DESCRIPTION OF THE TASK: Go through the listing below and gather every line with the word "времени".
══ RECORDS SUPPLIED
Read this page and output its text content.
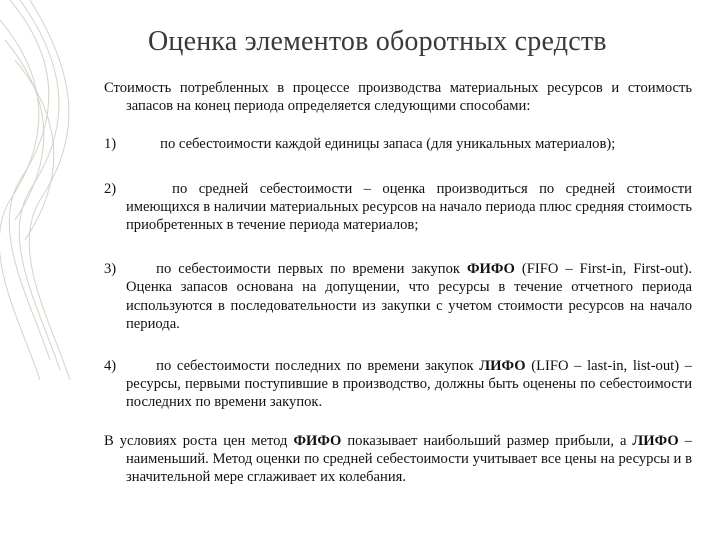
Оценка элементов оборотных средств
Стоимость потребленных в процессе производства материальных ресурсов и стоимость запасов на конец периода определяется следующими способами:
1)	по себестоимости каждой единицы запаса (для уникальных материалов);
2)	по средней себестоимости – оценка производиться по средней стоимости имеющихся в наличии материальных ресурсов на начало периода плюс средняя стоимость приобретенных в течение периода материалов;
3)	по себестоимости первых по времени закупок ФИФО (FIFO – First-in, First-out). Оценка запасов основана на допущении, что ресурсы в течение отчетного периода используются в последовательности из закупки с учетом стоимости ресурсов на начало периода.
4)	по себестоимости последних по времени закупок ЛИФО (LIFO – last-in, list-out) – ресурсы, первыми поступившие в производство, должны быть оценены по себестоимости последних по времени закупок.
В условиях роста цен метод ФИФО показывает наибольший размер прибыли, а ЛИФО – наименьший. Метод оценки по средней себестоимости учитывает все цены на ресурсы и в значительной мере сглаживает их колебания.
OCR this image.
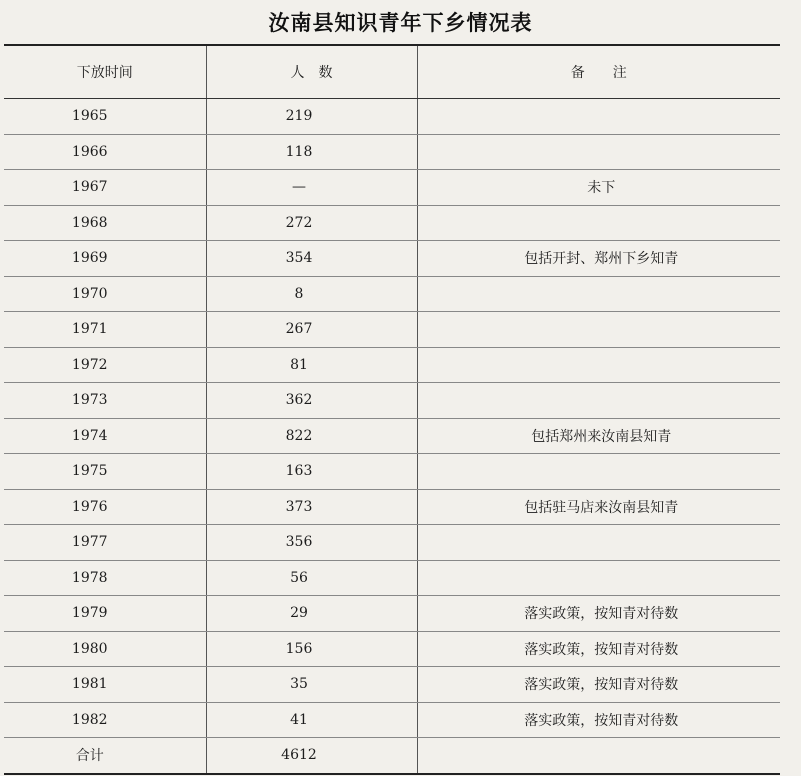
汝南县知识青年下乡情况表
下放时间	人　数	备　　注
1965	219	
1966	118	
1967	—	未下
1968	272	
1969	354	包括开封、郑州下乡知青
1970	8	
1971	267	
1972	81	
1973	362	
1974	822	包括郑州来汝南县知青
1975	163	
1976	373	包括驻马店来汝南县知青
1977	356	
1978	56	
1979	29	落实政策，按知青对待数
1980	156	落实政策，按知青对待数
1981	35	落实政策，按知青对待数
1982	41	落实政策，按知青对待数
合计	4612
════
══ RECORDS SUPPLIED
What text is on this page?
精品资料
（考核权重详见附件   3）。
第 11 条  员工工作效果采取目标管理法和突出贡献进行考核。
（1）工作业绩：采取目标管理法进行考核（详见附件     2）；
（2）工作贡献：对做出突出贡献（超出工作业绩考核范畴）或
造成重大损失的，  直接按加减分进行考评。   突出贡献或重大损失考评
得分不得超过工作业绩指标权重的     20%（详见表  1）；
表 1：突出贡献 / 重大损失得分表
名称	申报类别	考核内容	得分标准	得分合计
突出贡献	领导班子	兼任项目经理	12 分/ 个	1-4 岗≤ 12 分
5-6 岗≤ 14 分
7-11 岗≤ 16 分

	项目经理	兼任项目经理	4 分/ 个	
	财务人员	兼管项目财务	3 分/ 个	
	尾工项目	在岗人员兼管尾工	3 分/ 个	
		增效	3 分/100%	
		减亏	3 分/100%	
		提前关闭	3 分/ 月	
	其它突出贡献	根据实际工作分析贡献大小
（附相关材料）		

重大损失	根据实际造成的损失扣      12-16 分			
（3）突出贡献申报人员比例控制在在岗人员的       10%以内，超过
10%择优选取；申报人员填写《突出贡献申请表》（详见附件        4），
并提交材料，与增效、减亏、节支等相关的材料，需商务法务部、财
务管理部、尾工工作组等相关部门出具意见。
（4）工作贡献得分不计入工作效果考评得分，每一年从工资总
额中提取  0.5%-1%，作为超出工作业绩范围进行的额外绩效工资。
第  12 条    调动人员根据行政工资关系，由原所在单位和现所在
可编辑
════
THE RESPONSE:
3)	по себестоимости первых по времени закупок ФИФО (FIFO – First-in, First-out). Оценка запасов основана на допущении, что ресурсы в течение отчетного периода используются в последовательности из закупки с учетом стоимости ресурсов на начало периода.
4)	по себестоимости последних по времени закупок ЛИФО (LIFO – last-in, list-out) – ресурсы, первыми поступившие в производство, должны быть оценены по себестоимости последних по времени закупок.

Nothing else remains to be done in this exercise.